-- DATA FOR THIS TASK --
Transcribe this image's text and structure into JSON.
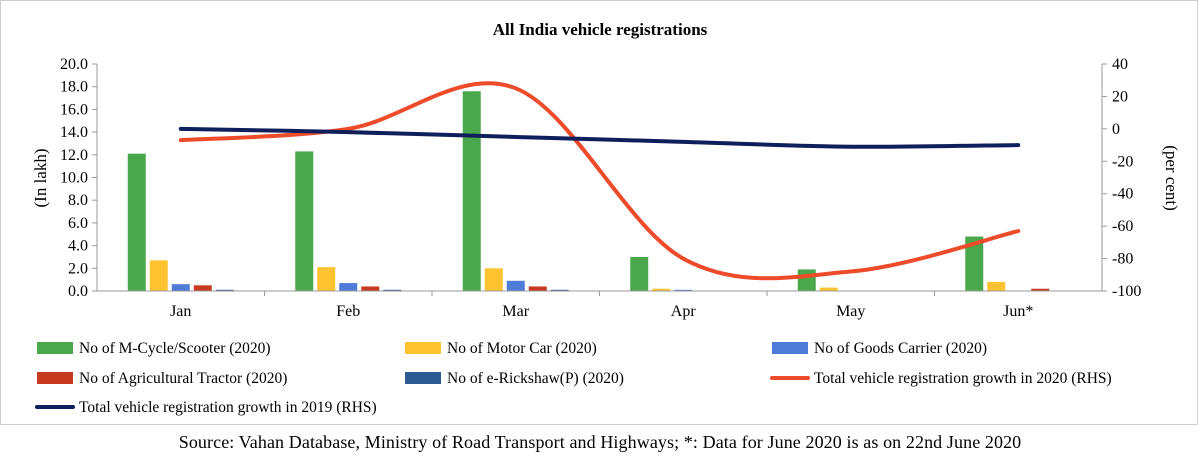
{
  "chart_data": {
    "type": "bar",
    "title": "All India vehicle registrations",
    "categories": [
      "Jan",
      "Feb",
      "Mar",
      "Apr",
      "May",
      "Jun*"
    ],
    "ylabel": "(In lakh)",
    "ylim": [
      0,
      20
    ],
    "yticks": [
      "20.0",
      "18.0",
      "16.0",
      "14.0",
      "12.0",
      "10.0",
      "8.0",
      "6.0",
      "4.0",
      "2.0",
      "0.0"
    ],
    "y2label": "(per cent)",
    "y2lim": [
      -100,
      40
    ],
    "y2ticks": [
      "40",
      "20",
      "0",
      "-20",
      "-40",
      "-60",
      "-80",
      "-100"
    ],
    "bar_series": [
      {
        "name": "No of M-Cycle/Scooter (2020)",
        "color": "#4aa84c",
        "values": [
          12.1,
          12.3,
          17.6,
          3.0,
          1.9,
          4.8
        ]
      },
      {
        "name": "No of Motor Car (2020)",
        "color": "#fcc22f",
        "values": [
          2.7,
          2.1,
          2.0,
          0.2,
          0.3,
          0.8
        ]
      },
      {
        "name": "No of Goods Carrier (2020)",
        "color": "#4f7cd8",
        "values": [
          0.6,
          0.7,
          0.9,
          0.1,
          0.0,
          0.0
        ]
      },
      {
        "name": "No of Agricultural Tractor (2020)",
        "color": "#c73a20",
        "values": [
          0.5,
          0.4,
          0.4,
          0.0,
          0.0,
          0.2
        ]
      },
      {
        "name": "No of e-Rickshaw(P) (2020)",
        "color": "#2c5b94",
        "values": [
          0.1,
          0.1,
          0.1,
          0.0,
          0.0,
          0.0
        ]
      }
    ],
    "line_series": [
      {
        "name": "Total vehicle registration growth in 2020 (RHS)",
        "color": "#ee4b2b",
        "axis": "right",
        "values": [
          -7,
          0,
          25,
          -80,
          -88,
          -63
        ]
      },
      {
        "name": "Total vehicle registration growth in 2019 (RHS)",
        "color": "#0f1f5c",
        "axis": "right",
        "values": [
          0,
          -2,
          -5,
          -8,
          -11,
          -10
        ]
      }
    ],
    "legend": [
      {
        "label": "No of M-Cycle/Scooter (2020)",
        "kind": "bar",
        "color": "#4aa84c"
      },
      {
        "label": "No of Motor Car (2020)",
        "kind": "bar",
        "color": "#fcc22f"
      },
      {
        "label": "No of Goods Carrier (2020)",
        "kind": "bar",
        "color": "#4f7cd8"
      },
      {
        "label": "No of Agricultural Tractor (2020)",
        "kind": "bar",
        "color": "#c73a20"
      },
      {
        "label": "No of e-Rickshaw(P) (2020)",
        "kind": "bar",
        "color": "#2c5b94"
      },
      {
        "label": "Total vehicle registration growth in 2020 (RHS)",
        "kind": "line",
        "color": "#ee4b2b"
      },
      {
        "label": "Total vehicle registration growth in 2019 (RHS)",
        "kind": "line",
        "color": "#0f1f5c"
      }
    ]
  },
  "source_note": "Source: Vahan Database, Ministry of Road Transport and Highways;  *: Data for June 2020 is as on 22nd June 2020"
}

...

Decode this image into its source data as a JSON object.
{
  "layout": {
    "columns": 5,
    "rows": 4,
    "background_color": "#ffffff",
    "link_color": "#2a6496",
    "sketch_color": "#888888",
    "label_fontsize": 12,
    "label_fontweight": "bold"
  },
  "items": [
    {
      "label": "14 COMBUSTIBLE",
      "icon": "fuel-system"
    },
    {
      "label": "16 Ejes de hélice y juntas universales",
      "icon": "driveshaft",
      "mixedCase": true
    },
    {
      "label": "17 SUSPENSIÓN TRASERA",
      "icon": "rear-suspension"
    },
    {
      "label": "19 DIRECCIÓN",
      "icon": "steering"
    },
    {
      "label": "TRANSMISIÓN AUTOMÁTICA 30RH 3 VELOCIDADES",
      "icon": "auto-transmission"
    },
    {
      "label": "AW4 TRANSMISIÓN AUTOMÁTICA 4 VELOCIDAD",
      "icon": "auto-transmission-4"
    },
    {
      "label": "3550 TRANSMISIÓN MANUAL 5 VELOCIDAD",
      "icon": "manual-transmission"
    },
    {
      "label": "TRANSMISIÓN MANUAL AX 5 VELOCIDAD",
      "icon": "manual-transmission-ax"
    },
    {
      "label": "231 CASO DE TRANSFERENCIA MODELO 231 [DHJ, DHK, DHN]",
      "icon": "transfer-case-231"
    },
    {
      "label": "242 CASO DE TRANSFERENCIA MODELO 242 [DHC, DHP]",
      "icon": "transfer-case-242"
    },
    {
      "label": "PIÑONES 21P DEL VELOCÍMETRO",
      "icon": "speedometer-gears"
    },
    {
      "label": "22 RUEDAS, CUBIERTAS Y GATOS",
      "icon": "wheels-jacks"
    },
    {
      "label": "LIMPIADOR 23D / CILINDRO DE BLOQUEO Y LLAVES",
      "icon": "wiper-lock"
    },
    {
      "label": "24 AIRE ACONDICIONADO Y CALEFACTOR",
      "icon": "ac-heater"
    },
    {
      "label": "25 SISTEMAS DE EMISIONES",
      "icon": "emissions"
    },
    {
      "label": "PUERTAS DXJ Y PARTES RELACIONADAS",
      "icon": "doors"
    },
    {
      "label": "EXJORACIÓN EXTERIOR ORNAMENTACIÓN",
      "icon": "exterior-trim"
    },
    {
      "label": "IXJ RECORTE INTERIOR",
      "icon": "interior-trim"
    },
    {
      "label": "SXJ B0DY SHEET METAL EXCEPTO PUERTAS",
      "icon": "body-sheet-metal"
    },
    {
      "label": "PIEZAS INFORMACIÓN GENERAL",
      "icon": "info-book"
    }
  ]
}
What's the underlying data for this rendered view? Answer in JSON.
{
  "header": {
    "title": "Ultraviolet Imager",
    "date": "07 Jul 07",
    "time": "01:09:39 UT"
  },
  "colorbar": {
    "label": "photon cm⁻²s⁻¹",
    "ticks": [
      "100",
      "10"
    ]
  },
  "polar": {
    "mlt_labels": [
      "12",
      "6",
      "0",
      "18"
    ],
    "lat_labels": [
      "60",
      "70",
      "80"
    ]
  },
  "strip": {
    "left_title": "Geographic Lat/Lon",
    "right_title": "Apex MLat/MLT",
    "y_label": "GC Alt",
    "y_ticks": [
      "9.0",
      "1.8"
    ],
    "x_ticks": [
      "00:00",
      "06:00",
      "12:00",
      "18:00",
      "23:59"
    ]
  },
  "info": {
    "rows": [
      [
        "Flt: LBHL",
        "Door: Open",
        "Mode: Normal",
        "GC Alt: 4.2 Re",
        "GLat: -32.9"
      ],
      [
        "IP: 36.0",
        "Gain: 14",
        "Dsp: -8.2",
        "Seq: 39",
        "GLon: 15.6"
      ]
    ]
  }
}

-- THE TASK --
Check each line above for "Cycle" and return the ones that have it.

-- TASK RESPONSE --
        "name": "No of M-Cycle/Scooter (2020)",
        "label": "No of M-Cycle/Scooter (2020)",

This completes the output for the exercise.